--- Start of Entries supplied ---
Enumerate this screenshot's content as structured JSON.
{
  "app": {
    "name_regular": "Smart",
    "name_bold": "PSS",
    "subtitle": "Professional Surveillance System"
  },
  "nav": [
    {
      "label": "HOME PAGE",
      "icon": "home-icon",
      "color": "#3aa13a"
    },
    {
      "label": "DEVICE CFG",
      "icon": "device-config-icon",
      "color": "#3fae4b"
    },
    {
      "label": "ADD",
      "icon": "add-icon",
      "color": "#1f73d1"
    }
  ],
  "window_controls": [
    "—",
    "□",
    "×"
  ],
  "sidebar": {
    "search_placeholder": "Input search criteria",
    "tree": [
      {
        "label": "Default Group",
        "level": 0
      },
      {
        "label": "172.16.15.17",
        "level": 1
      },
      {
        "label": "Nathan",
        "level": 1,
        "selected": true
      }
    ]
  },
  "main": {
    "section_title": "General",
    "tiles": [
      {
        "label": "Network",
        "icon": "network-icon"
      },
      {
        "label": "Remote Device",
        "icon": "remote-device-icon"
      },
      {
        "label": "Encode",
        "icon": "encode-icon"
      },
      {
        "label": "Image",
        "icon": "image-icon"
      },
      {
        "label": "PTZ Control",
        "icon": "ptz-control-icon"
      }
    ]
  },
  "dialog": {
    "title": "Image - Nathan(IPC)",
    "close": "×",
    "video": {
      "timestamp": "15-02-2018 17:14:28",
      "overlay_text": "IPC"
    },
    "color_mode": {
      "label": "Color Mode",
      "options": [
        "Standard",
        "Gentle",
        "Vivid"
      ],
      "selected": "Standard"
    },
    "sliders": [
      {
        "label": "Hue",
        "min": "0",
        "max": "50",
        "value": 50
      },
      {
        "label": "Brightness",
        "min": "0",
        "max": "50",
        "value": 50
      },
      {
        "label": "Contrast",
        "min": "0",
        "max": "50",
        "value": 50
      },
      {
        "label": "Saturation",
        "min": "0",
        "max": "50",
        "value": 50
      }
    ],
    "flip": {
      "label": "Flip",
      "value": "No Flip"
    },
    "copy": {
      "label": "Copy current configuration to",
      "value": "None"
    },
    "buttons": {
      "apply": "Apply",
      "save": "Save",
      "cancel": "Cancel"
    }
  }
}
--- End of Entries supplied ---
* To be done: Return each line of the records above exactly as it reads.

* Expected answer:
Enumerate this screenshot's content as structured JSON.
{
  "app": {
    "name_regular": "Smart",
    "name_bold": "PSS",
    "subtitle": "Professional Surveillance System"
  },
  "nav": [
    {
      "label": "HOME PAGE",
      "icon": "home-icon",
      "color": "#3aa13a"
    },
    {
      "label": "DEVICE CFG",
      "icon": "device-config-icon",
      "color": "#3fae4b"
    },
    {
      "label": "ADD",
      "icon": "add-icon",
      "color": "#1f73d1"
    }
  ],
  "window_controls": [
    "—",
    "□",
    "×"
  ],
  "sidebar": {
    "search_placeholder": "Input search criteria",
    "tree": [
      {
        "label": "Default Group",
        "level": 0
      },
      {
        "label": "172.16.15.17",
        "level": 1
      },
      {
        "label": "Nathan",
        "level": 1,
        "selected": true
      }
    ]
  },
  "main": {
    "section_title": "General",
    "tiles": [
      {
        "label": "Network",
        "icon": "network-icon"
      },
      {
        "label": "Remote Device",
        "icon": "remote-device-icon"
      },
      {
        "label": "Encode",
        "icon": "encode-icon"
      },
      {
        "label": "Image",
        "icon": "image-icon"
      },
      {
        "label": "PTZ Control",
        "icon": "ptz-control-icon"
      }
    ]
  },
  "dialog": {
    "title": "Image - Nathan(IPC)",
    "close": "×",
    "video": {
      "timestamp": "15-02-2018 17:14:28",
      "overlay_text": "IPC"
    },
    "color_mode": {
      "label": "Color Mode",
      "options": [
        "Standard",
        "Gentle",
        "Vivid"
      ],
      "selected": "Standard"
    },
    "sliders": [
      {
        "label": "Hue",
        "min": "0",
        "max": "50",
        "value": 50
      },
      {
        "label": "Brightness",
        "min": "0",
        "max": "50",
        "value": 50
      },
      {
        "label": "Contrast",
        "min": "0",
        "max": "50",
        "value": 50
      },
      {
        "label": "Saturation",
        "min": "0",
        "max": "50",
        "value": 50
      }
    ],
    "flip": {
      "label": "Flip",
      "value": "No Flip"
    },
    "copy": {
      "label": "Copy current configuration to",
      "value": "None"
    },
    "buttons": {
      "apply": "Apply",
      "save": "Save",
      "cancel": "Cancel"
    }
  }
}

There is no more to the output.